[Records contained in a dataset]
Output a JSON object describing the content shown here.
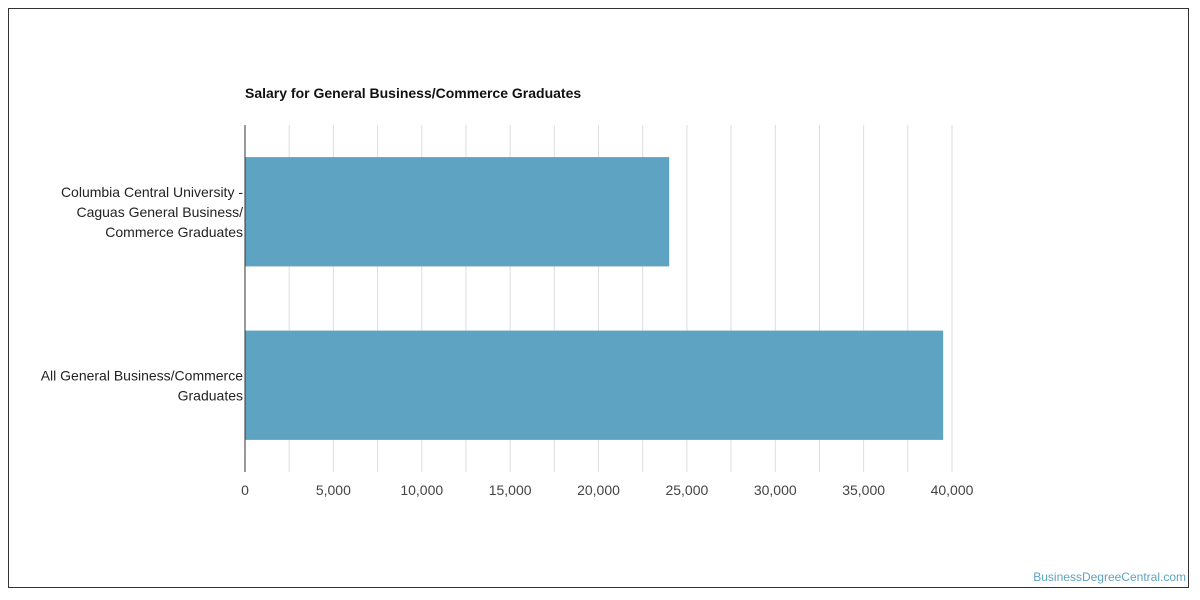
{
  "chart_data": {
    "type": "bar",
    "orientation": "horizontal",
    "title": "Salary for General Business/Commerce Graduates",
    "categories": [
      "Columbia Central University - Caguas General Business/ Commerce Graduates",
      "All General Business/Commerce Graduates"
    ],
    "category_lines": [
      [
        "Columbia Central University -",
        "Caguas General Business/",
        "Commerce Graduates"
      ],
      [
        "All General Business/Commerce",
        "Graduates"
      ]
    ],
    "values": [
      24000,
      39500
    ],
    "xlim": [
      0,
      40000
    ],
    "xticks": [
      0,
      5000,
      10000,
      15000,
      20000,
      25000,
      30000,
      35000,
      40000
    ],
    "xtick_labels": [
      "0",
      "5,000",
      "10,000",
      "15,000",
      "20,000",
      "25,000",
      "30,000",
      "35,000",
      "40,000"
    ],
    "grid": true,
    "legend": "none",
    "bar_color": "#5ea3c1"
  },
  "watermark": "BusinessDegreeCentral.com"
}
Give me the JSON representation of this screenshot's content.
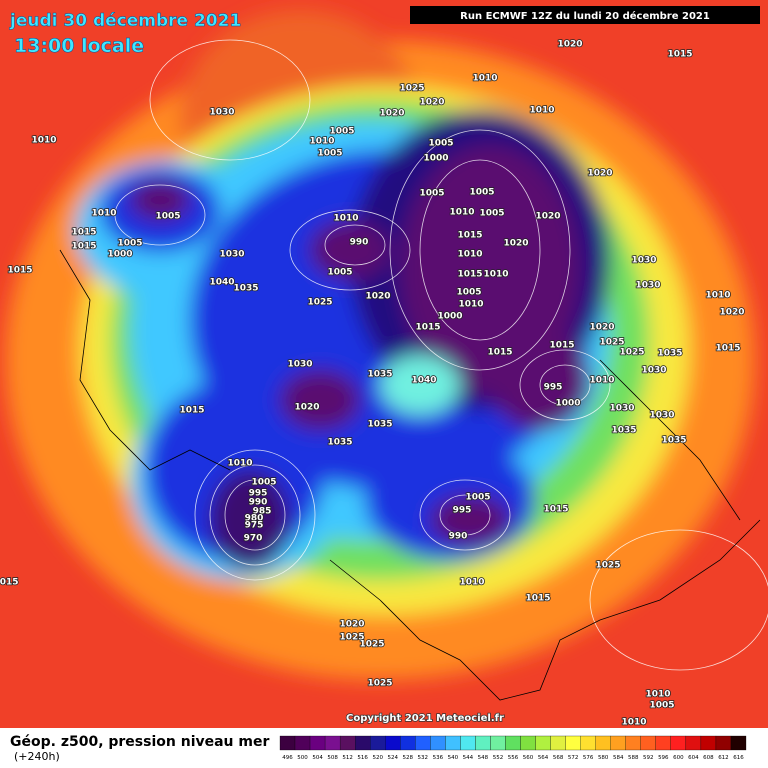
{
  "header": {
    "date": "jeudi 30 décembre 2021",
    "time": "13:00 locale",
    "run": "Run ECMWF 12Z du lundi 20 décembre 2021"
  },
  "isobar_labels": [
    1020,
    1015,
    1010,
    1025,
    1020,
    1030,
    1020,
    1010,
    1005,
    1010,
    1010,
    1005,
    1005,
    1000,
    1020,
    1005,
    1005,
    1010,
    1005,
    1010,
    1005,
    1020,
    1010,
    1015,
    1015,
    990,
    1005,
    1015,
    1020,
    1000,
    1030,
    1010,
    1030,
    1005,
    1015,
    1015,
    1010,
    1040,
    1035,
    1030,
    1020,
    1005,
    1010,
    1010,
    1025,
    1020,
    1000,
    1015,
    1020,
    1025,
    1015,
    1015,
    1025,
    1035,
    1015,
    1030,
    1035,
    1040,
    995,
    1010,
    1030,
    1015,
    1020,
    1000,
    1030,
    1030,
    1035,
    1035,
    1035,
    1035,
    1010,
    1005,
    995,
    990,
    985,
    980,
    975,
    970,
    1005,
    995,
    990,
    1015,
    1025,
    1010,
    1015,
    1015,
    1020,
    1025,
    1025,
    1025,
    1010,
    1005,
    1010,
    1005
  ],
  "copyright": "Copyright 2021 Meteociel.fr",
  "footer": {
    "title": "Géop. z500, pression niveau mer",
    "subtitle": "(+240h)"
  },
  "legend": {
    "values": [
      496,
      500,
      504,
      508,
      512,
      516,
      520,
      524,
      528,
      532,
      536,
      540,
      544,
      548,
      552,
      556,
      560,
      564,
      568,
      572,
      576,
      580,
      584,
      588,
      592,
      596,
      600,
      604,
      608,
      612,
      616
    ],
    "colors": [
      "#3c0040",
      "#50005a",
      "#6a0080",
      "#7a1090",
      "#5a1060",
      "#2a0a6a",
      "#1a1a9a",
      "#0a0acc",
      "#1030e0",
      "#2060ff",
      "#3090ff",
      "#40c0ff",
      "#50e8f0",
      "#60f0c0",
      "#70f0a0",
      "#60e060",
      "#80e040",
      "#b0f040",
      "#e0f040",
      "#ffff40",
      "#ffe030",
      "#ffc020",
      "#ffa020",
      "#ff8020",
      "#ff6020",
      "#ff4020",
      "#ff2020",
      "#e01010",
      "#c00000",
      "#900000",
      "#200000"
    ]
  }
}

▶ _Task objective_: Restate the data above word for word. Skip every picture.

▶ _Response to this task_:
Output a JSON object describing the content shown here.
{
  "chart_data": {
    "type": "bar",
    "orientation": "horizontal",
    "title": "Salary for General Business/Commerce Graduates",
    "categories": [
      "Columbia Central University - Caguas General Business/ Commerce Graduates",
      "All General Business/Commerce Graduates"
    ],
    "category_lines": [
      [
        "Columbia Central University -",
        "Caguas General Business/",
        "Commerce Graduates"
      ],
      [
        "All General Business/Commerce",
        "Graduates"
      ]
    ],
    "values": [
      24000,
      39500
    ],
    "xlim": [
      0,
      40000
    ],
    "xticks": [
      0,
      5000,
      10000,
      15000,
      20000,
      25000,
      30000,
      35000,
      40000
    ],
    "xtick_labels": [
      "0",
      "5,000",
      "10,000",
      "15,000",
      "20,000",
      "25,000",
      "30,000",
      "35,000",
      "40,000"
    ],
    "grid": true,
    "legend": "none",
    "bar_color": "#5ea3c1"
  },
  "watermark": "BusinessDegreeCentral.com"
}
Give me the JSON representation of this screenshot's content.
{
  "header": {
    "date": "jeudi 30 décembre 2021",
    "time": "13:00 locale",
    "run": "Run ECMWF 12Z du lundi 20 décembre 2021"
  },
  "isobar_labels": [
    1020,
    1015,
    1010,
    1025,
    1020,
    1030,
    1020,
    1010,
    1005,
    1010,
    1010,
    1005,
    1005,
    1000,
    1020,
    1005,
    1005,
    1010,
    1005,
    1010,
    1005,
    1020,
    1010,
    1015,
    1015,
    990,
    1005,
    1015,
    1020,
    1000,
    1030,
    1010,
    1030,
    1005,
    1015,
    1015,
    1010,
    1040,
    1035,
    1030,
    1020,
    1005,
    1010,
    1010,
    1025,
    1020,
    1000,
    1015,
    1020,
    1025,
    1015,
    1015,
    1025,
    1035,
    1015,
    1030,
    1035,
    1040,
    995,
    1010,
    1030,
    1015,
    1020,
    1000,
    1030,
    1030,
    1035,
    1035,
    1035,
    1035,
    1010,
    1005,
    995,
    990,
    985,
    980,
    975,
    970,
    1005,
    995,
    990,
    1015,
    1025,
    1010,
    1015,
    1015,
    1020,
    1025,
    1025,
    1025,
    1010,
    1005,
    1010,
    1005
  ],
  "copyright": "Copyright 2021 Meteociel.fr",
  "footer": {
    "title": "Géop. z500, pression niveau mer",
    "subtitle": "(+240h)"
  },
  "legend": {
    "values": [
      496,
      500,
      504,
      508,
      512,
      516,
      520,
      524,
      528,
      532,
      536,
      540,
      544,
      548,
      552,
      556,
      560,
      564,
      568,
      572,
      576,
      580,
      584,
      588,
      592,
      596,
      600,
      604,
      608,
      612,
      616
    ],
    "colors": [
      "#3c0040",
      "#50005a",
      "#6a0080",
      "#7a1090",
      "#5a1060",
      "#2a0a6a",
      "#1a1a9a",
      "#0a0acc",
      "#1030e0",
      "#2060ff",
      "#3090ff",
      "#40c0ff",
      "#50e8f0",
      "#60f0c0",
      "#70f0a0",
      "#60e060",
      "#80e040",
      "#b0f040",
      "#e0f040",
      "#ffff40",
      "#ffe030",
      "#ffc020",
      "#ffa020",
      "#ff8020",
      "#ff6020",
      "#ff4020",
      "#ff2020",
      "#e01010",
      "#c00000",
      "#900000",
      "#200000"
    ]
  }
}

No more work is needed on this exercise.